Task to carry out:
Among the lines below, count those with "JSON". Give the total alone.

━━━ Records shown ━━━

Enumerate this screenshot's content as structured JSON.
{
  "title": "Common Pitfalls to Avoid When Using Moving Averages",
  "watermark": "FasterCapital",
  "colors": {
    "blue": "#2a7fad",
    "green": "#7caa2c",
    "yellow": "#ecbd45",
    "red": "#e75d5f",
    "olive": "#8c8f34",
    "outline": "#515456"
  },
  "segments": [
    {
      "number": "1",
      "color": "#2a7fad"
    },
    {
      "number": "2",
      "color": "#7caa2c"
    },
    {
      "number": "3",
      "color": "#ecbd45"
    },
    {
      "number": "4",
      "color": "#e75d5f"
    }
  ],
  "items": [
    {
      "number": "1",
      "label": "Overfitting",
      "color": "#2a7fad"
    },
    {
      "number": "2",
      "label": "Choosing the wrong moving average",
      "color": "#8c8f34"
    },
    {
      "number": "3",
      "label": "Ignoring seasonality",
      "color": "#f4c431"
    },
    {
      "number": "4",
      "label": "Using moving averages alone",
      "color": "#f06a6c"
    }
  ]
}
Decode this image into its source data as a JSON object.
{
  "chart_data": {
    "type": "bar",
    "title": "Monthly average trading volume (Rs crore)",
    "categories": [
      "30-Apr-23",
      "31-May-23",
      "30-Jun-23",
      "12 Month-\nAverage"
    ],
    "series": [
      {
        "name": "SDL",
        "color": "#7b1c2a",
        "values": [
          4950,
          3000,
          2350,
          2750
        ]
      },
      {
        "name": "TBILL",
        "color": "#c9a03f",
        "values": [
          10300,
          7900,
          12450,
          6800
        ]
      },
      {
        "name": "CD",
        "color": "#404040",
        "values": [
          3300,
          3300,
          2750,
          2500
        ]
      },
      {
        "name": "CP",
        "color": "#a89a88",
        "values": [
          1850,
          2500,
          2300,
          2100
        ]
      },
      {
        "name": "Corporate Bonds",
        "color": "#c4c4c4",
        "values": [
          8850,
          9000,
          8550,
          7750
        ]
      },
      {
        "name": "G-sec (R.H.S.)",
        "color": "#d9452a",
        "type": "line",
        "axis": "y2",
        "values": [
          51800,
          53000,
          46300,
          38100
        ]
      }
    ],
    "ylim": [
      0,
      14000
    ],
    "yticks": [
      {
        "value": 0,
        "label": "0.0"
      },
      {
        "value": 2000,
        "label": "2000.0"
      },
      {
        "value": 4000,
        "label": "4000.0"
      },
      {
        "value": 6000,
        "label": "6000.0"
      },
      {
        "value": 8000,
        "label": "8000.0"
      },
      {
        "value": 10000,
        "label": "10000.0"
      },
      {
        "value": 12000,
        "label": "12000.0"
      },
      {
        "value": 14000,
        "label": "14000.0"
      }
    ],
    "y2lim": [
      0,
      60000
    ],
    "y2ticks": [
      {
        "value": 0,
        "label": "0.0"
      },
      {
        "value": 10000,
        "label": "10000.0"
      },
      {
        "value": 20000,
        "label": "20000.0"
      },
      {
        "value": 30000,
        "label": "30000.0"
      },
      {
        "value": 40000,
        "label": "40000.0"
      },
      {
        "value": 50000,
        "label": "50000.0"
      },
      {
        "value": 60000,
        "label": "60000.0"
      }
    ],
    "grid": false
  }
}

━━━

Reply to the task:
2